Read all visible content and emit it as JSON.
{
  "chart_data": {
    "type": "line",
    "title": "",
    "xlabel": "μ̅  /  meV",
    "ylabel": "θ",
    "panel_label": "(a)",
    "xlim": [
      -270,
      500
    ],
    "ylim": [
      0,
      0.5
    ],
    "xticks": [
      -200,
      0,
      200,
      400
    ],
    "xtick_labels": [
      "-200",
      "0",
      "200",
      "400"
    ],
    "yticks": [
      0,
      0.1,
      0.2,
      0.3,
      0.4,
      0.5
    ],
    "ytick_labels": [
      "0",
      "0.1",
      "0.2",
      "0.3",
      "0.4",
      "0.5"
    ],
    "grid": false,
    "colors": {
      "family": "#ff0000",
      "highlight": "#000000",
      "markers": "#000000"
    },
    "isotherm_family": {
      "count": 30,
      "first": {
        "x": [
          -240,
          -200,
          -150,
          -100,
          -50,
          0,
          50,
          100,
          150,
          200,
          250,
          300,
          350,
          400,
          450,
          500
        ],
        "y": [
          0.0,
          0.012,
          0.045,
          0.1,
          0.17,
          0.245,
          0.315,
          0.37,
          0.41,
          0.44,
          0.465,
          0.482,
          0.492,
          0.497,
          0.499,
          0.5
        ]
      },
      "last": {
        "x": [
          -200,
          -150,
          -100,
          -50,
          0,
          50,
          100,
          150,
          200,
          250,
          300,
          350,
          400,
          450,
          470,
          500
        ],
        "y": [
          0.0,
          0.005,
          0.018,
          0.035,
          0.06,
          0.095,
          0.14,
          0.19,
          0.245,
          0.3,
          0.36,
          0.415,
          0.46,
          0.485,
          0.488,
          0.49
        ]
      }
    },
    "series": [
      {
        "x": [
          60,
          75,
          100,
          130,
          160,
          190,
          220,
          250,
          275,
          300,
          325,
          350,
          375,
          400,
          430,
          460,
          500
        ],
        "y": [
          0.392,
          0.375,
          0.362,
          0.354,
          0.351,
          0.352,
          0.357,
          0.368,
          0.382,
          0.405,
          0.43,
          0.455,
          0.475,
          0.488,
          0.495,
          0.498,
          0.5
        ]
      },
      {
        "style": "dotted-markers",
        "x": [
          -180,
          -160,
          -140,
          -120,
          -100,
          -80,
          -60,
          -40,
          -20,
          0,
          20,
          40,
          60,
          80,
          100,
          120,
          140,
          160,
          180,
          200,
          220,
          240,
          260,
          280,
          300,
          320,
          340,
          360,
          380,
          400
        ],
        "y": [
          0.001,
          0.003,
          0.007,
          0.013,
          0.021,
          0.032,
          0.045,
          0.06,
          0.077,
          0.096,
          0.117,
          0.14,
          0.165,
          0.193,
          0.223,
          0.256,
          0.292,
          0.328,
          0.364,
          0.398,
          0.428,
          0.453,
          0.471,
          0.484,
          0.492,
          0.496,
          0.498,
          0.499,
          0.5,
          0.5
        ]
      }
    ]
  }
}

▶ _WHAT IS NEEDED_: Return only the number of lines in the data above that include the word "markers".

▶ _TASK ANSWER_: 2